Give back each entry unchanged, minus pictures.

--- start Stored data ---

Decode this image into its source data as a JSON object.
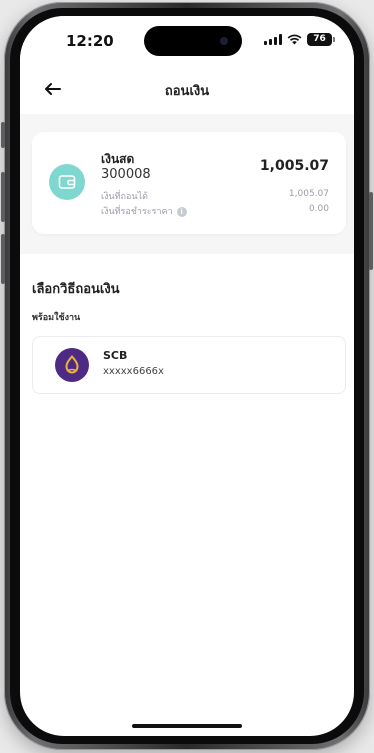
{
  "status_bar": {
    "time": "12:20",
    "battery_level": "76"
  },
  "nav": {
    "title": "ถอนเงิน",
    "back_icon": "arrow-left-icon"
  },
  "balance_card": {
    "icon": "wallet-icon",
    "icon_color": "#7fd8cf",
    "account_name": "เงินสด",
    "account_number": "300008",
    "total_amount": "1,005.07",
    "withdrawable_label": "เงินที่ถอนได้",
    "withdrawable_value": "1,005.07",
    "pending_label": "เงินที่รอชำระราคา",
    "pending_value": "0.00"
  },
  "withdraw_section": {
    "title": "เลือกวิธีถอนเงิน",
    "group_label": "พร้อมใช้งาน",
    "methods": [
      {
        "bank_name": "SCB",
        "account": "xxxxx6666x",
        "logo_color": "#4e2a84",
        "logo_accent": "#e8b43a"
      }
    ]
  }
}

--- end Stored data ---

* _Answer in full_
Decode this image into its source data as a JSON object.
{
  "status_bar": {
    "time": "12:20",
    "battery_level": "76"
  },
  "nav": {
    "title": "ถอนเงิน",
    "back_icon": "arrow-left-icon"
  },
  "balance_card": {
    "icon": "wallet-icon",
    "icon_color": "#7fd8cf",
    "account_name": "เงินสด",
    "account_number": "300008",
    "total_amount": "1,005.07",
    "withdrawable_label": "เงินที่ถอนได้",
    "withdrawable_value": "1,005.07",
    "pending_label": "เงินที่รอชำระราคา",
    "pending_value": "0.00"
  },
  "withdraw_section": {
    "title": "เลือกวิธีถอนเงิน",
    "group_label": "พร้อมใช้งาน",
    "methods": [
      {
        "bank_name": "SCB",
        "account": "xxxxx6666x",
        "logo_color": "#4e2a84",
        "logo_accent": "#e8b43a"
      }
    ]
  }
}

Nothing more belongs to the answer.